■ About this task
Show all lines below holding the string "What".

╭─ Data for this task

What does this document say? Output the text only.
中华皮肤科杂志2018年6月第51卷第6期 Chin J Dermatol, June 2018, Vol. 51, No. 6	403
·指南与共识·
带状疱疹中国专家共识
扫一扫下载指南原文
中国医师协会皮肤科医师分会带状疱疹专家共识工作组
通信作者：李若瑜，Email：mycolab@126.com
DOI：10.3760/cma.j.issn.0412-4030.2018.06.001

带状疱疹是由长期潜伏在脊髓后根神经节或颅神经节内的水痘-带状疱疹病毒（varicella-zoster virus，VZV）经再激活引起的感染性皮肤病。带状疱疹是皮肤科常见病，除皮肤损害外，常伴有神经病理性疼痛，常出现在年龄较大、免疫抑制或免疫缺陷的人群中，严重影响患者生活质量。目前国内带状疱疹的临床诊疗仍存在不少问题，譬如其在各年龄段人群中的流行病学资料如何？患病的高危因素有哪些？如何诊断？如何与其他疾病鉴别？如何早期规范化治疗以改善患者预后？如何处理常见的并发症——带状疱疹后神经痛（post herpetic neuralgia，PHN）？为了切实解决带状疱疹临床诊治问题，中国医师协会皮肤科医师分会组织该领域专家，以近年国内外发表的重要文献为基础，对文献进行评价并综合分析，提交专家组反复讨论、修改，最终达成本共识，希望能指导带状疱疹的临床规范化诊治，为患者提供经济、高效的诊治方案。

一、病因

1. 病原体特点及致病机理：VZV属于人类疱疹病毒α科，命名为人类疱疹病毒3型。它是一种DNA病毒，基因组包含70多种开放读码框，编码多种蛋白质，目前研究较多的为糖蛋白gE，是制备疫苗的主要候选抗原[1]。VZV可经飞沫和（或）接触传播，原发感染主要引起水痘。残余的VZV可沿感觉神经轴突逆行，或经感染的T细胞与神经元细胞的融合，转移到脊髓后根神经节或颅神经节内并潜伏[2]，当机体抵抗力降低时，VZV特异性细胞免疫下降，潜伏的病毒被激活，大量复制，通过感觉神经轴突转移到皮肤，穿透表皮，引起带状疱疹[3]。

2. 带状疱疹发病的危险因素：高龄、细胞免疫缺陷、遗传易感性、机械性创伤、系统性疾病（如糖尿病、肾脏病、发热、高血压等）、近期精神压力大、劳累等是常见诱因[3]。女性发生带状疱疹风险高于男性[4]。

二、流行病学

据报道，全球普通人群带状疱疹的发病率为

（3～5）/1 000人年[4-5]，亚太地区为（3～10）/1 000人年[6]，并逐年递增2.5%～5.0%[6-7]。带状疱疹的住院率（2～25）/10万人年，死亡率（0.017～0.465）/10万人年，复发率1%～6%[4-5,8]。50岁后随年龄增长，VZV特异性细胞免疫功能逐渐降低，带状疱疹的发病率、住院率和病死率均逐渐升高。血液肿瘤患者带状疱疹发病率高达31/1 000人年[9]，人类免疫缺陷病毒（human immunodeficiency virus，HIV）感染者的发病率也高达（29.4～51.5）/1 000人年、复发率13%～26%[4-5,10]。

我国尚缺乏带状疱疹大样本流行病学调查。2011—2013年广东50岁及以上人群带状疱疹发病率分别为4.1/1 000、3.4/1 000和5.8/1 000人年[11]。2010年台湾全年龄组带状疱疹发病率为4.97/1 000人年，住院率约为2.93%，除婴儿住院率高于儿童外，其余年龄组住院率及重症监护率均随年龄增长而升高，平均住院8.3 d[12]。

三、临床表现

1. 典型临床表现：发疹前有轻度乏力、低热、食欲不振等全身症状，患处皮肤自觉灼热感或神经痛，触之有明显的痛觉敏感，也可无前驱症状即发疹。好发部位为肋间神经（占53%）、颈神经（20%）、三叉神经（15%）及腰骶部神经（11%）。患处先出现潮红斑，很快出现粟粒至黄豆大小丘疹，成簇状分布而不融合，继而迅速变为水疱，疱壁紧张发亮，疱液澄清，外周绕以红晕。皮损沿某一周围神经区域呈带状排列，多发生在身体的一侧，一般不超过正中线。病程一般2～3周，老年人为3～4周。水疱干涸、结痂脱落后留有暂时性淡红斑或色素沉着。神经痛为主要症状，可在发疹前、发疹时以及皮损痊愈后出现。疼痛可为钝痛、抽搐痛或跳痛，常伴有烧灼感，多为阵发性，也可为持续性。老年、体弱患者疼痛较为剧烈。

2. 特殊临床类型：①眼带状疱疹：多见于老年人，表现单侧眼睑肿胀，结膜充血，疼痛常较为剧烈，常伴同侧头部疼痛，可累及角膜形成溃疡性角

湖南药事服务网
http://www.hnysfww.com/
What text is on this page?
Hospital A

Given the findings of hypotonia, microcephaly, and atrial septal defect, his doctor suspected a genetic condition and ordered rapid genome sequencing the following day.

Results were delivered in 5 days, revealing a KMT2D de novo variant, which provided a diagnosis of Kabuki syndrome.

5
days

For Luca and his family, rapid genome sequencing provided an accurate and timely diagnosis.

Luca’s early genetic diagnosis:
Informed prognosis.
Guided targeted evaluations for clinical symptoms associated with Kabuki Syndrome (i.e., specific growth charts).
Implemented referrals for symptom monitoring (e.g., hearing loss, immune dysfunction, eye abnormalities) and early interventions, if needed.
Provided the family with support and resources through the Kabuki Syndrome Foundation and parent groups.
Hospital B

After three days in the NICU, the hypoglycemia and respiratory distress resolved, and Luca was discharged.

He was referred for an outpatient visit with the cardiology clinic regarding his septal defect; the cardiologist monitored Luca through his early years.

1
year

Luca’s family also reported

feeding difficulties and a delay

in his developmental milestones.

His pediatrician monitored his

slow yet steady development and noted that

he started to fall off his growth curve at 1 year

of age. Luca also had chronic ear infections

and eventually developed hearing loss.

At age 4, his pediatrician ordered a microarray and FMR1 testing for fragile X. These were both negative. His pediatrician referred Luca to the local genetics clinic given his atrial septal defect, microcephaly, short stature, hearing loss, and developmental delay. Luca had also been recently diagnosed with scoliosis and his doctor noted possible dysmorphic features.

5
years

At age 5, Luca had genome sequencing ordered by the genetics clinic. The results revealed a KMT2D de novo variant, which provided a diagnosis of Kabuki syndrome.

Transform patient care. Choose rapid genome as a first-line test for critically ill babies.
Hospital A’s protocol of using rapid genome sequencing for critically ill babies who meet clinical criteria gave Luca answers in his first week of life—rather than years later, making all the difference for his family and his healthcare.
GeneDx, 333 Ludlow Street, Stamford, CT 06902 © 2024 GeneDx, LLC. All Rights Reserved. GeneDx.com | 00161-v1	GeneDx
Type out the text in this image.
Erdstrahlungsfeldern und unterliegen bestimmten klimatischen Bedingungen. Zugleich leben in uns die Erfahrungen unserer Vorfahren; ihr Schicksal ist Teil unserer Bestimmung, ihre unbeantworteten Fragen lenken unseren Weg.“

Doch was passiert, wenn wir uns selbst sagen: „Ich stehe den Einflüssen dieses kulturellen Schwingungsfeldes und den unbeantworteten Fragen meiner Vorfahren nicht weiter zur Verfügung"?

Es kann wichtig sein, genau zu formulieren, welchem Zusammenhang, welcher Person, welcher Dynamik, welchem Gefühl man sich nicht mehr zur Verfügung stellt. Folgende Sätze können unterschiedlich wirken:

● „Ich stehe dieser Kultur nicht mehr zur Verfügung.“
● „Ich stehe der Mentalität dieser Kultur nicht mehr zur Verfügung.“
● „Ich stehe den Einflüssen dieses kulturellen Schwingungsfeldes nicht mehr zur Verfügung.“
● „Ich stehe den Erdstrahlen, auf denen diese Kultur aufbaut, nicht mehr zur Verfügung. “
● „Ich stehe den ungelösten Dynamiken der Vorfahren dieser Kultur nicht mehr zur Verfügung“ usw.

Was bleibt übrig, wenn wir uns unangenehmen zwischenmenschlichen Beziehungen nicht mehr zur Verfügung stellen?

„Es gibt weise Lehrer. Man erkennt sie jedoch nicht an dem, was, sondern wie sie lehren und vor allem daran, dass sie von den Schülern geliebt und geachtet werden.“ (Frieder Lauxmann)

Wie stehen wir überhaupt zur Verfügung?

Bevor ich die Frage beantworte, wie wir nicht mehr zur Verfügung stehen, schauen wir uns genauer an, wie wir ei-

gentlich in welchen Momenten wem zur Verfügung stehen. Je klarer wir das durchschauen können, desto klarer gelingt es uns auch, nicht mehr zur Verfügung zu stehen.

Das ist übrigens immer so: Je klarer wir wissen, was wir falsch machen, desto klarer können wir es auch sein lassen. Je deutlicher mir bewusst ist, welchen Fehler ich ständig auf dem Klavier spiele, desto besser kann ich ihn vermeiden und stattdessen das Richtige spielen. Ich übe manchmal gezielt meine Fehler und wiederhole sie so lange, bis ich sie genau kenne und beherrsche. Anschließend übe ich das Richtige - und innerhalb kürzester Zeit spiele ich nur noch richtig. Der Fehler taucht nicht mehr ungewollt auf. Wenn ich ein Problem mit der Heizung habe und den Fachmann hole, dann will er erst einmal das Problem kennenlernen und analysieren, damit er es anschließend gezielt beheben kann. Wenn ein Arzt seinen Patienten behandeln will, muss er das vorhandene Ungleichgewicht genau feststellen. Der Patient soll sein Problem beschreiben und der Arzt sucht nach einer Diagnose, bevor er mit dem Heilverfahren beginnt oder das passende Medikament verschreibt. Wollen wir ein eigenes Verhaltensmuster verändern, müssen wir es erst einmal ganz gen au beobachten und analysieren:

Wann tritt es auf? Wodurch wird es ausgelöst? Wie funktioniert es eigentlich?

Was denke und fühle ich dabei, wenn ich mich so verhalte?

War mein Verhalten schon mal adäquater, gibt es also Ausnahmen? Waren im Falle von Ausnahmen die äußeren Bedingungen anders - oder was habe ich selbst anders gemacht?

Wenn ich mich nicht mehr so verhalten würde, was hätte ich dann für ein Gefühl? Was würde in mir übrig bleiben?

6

╰─

■ Answer space
What does this document say? Output the text only.
What text is on this page?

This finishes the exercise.